> _Task_
All of the data below must be repeated exactly.

§ §

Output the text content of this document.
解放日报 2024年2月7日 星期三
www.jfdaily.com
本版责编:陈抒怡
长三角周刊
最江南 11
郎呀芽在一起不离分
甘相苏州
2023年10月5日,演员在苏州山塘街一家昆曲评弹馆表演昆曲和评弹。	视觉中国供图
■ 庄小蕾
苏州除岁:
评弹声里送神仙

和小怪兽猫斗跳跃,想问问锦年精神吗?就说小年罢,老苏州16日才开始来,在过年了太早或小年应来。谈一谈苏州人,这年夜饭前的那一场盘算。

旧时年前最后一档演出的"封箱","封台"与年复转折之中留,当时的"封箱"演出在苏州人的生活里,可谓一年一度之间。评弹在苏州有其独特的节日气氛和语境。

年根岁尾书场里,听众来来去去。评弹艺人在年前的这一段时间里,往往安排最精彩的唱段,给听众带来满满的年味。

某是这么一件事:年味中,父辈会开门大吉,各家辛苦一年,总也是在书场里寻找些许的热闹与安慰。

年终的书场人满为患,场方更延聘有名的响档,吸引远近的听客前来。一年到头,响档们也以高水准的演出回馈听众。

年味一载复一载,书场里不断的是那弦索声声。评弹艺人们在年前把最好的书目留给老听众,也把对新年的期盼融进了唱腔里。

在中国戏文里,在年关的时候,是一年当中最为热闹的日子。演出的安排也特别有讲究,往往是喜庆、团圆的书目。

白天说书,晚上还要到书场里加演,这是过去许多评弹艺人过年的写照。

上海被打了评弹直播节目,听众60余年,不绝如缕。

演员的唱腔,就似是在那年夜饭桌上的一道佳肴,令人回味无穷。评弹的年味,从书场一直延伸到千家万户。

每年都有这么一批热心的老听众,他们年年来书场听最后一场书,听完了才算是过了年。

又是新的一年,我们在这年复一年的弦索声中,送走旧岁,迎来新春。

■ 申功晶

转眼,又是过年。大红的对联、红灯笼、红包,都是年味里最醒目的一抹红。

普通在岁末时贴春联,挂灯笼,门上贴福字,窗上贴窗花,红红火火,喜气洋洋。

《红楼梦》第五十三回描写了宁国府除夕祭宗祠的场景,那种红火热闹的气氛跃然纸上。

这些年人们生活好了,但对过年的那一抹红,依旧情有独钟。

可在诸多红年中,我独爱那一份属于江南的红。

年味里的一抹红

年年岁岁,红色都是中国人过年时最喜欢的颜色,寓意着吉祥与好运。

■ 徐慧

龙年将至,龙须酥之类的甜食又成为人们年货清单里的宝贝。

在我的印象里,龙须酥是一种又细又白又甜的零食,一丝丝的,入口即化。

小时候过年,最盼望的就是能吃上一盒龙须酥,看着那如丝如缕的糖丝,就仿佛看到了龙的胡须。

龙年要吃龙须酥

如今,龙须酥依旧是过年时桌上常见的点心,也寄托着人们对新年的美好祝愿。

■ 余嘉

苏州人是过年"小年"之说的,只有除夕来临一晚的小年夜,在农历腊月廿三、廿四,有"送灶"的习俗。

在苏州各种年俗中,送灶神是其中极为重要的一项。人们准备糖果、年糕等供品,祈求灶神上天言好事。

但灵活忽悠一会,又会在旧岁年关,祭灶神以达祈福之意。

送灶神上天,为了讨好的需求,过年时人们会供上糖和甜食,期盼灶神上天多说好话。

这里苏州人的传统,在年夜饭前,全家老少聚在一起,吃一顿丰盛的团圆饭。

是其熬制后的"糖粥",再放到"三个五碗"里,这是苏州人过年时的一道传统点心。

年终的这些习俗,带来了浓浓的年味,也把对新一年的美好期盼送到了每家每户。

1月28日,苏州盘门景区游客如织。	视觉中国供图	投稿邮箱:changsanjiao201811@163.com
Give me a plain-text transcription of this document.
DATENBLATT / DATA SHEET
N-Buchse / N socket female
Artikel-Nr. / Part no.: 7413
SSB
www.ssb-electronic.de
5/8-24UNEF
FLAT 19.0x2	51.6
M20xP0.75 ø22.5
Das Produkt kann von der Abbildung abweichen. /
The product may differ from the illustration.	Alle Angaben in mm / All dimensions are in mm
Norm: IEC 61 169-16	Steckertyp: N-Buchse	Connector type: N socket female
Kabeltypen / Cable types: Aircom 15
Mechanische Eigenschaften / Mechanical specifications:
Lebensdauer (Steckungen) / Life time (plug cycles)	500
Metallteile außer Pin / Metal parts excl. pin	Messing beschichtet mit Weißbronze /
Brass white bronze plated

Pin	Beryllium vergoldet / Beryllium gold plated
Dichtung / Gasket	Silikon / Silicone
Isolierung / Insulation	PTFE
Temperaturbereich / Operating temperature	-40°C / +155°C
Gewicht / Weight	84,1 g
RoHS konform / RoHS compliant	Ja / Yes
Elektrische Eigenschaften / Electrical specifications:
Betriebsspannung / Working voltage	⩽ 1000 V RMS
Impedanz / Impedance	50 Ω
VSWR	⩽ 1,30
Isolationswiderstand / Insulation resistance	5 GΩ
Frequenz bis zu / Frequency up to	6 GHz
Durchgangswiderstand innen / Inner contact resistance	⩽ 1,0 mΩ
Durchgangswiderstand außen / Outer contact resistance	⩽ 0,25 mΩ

§ §

> _Solution for this problem_
Output the text content of this document.
解放日报 2024年2月7日 星期三
www.jfdaily.com
本版责编:陈抒怡
长三角周刊
最江南 11
郎呀芽在一起不离分
甘相苏州
2023年10月5日,演员在苏州山塘街一家昆曲评弹馆表演昆曲和评弹。	视觉中国供图
■ 庄小蕾
苏州除岁:
评弹声里送神仙

和小怪兽猫斗跳跃,想问问锦年精神吗?就说小年罢,老苏州16日才开始来,在过年了太早或小年应来。谈一谈苏州人,这年夜饭前的那一场盘算。

旧时年前最后一档演出的"封箱","封台"与年复转折之中留,当时的"封箱"演出在苏州人的生活里,可谓一年一度之间。评弹在苏州有其独特的节日气氛和语境。

年根岁尾书场里,听众来来去去。评弹艺人在年前的这一段时间里,往往安排最精彩的唱段,给听众带来满满的年味。

某是这么一件事:年味中,父辈会开门大吉,各家辛苦一年,总也是在书场里寻找些许的热闹与安慰。

年终的书场人满为患,场方更延聘有名的响档,吸引远近的听客前来。一年到头,响档们也以高水准的演出回馈听众。

年味一载复一载,书场里不断的是那弦索声声。评弹艺人们在年前把最好的书目留给老听众,也把对新年的期盼融进了唱腔里。

在中国戏文里,在年关的时候,是一年当中最为热闹的日子。演出的安排也特别有讲究,往往是喜庆、团圆的书目。

白天说书,晚上还要到书场里加演,这是过去许多评弹艺人过年的写照。

上海被打了评弹直播节目,听众60余年,不绝如缕。

演员的唱腔,就似是在那年夜饭桌上的一道佳肴,令人回味无穷。评弹的年味,从书场一直延伸到千家万户。

每年都有这么一批热心的老听众,他们年年来书场听最后一场书,听完了才算是过了年。

又是新的一年,我们在这年复一年的弦索声中,送走旧岁,迎来新春。

■ 申功晶

转眼,又是过年。大红的对联、红灯笼、红包,都是年味里最醒目的一抹红。

普通在岁末时贴春联,挂灯笼,门上贴福字,窗上贴窗花,红红火火,喜气洋洋。

《红楼梦》第五十三回描写了宁国府除夕祭宗祠的场景,那种红火热闹的气氛跃然纸上。

这些年人们生活好了,但对过年的那一抹红,依旧情有独钟。

可在诸多红年中,我独爱那一份属于江南的红。

年味里的一抹红

年年岁岁,红色都是中国人过年时最喜欢的颜色,寓意着吉祥与好运。

■ 徐慧

龙年将至,龙须酥之类的甜食又成为人们年货清单里的宝贝。

在我的印象里,龙须酥是一种又细又白又甜的零食,一丝丝的,入口即化。

小时候过年,最盼望的就是能吃上一盒龙须酥,看着那如丝如缕的糖丝,就仿佛看到了龙的胡须。

龙年要吃龙须酥

如今,龙须酥依旧是过年时桌上常见的点心,也寄托着人们对新年的美好祝愿。

■ 余嘉

苏州人是过年"小年"之说的,只有除夕来临一晚的小年夜,在农历腊月廿三、廿四,有"送灶"的习俗。

在苏州各种年俗中,送灶神是其中极为重要的一项。人们准备糖果、年糕等供品,祈求灶神上天言好事。

但灵活忽悠一会,又会在旧岁年关,祭灶神以达祈福之意。

送灶神上天,为了讨好的需求,过年时人们会供上糖和甜食,期盼灶神上天多说好话。

这里苏州人的传统,在年夜饭前,全家老少聚在一起,吃一顿丰盛的团圆饭。

是其熬制后的"糖粥",再放到"三个五碗"里,这是苏州人过年时的一道传统点心。

年终的这些习俗,带来了浓浓的年味,也把对新一年的美好期盼送到了每家每户。

1月28日,苏州盘门景区游客如织。	视觉中国供图	投稿邮箱:changsanjiao201811@163.com
Give me a plain-text transcription of this document.
DATENBLATT / DATA SHEET
N-Buchse / N socket female
Artikel-Nr. / Part no.: 7413
SSB
www.ssb-electronic.de
5/8-24UNEF
FLAT 19.0x2	51.6
M20xP0.75 ø22.5
Das Produkt kann von der Abbildung abweichen. /
The product may differ from the illustration.	Alle Angaben in mm / All dimensions are in mm
Norm: IEC 61 169-16	Steckertyp: N-Buchse	Connector type: N socket female
Kabeltypen / Cable types: Aircom 15
Mechanische Eigenschaften / Mechanical specifications:
Lebensdauer (Steckungen) / Life time (plug cycles)	500
Metallteile außer Pin / Metal parts excl. pin	Messing beschichtet mit Weißbronze /
Brass white bronze plated

Pin	Beryllium vergoldet / Beryllium gold plated
Dichtung / Gasket	Silikon / Silicone
Isolierung / Insulation	PTFE
Temperaturbereich / Operating temperature	-40°C / +155°C
Gewicht / Weight	84,1 g
RoHS konform / RoHS compliant	Ja / Yes
Elektrische Eigenschaften / Electrical specifications:
Betriebsspannung / Working voltage	⩽ 1000 V RMS
Impedanz / Impedance	50 Ω
VSWR	⩽ 1,30
Isolationswiderstand / Insulation resistance	5 GΩ
Frequenz bis zu / Frequency up to	6 GHz
Durchgangswiderstand innen / Inner contact resistance	⩽ 1,0 mΩ
Durchgangswiderstand außen / Outer contact resistance	⩽ 0,25 mΩ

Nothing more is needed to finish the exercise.